REQUIRED WORK
Write out the records again, exactly, leaving none out.

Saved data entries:
──────────
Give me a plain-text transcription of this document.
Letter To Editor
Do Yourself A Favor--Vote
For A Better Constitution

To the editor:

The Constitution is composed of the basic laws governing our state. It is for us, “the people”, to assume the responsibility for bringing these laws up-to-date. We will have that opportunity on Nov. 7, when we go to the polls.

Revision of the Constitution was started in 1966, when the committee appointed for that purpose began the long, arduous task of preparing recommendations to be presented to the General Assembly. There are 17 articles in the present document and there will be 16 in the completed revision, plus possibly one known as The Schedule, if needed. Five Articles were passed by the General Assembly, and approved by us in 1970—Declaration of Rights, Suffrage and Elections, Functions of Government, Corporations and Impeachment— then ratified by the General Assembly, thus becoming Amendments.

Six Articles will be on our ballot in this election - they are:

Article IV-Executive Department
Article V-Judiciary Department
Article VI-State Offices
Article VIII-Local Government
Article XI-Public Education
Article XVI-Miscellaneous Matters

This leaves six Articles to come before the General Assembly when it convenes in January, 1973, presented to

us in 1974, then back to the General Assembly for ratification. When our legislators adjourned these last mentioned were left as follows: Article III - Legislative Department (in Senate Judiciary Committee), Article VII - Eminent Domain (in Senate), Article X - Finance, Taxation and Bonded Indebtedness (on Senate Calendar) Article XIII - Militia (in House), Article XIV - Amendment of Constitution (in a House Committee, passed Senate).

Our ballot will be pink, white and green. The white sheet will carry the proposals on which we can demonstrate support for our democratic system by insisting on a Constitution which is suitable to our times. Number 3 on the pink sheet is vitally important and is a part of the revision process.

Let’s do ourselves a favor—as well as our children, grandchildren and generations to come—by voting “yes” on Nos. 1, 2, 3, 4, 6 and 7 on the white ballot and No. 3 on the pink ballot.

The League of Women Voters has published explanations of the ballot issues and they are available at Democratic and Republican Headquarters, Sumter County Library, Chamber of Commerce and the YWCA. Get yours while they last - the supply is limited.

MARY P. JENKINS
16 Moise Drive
──────────
RESPONSE TO THE TASK
Give me a plain-text transcription of this document.
Letter To Editor
Do Yourself A Favor--Vote
For A Better Constitution

To the editor:

The Constitution is composed of the basic laws governing our state. It is for us, “the people”, to assume the responsibility for bringing these laws up-to-date. We will have that opportunity on Nov. 7, when we go to the polls.

Revision of the Constitution was started in 1966, when the committee appointed for that purpose began the long, arduous task of preparing recommendations to be presented to the General Assembly. There are 17 articles in the present document and there will be 16 in the completed revision, plus possibly one known as The Schedule, if needed. Five Articles were passed by the General Assembly, and approved by us in 1970—Declaration of Rights, Suffrage and Elections, Functions of Government, Corporations and Impeachment— then ratified by the General Assembly, thus becoming Amendments.

Six Articles will be on our ballot in this election - they are:

Article IV-Executive Department
Article V-Judiciary Department
Article VI-State Offices
Article VIII-Local Government
Article XI-Public Education
Article XVI-Miscellaneous Matters

This leaves six Articles to come before the General Assembly when it convenes in January, 1973, presented to

us in 1974, then back to the General Assembly for ratification. When our legislators adjourned these last mentioned were left as follows: Article III - Legislative Department (in Senate Judiciary Committee), Article VII - Eminent Domain (in Senate), Article X - Finance, Taxation and Bonded Indebtedness (on Senate Calendar) Article XIII - Militia (in House), Article XIV - Amendment of Constitution (in a House Committee, passed Senate).

Our ballot will be pink, white and green. The white sheet will carry the proposals on which we can demonstrate support for our democratic system by insisting on a Constitution which is suitable to our times. Number 3 on the pink sheet is vitally important and is a part of the revision process.

Let’s do ourselves a favor—as well as our children, grandchildren and generations to come—by voting “yes” on Nos. 1, 2, 3, 4, 6 and 7 on the white ballot and No. 3 on the pink ballot.

The League of Women Voters has published explanations of the ballot issues and they are available at Democratic and Republican Headquarters, Sumter County Library, Chamber of Commerce and the YWCA. Get yours while they last - the supply is limited.

MARY P. JENKINS
16 Moise Drive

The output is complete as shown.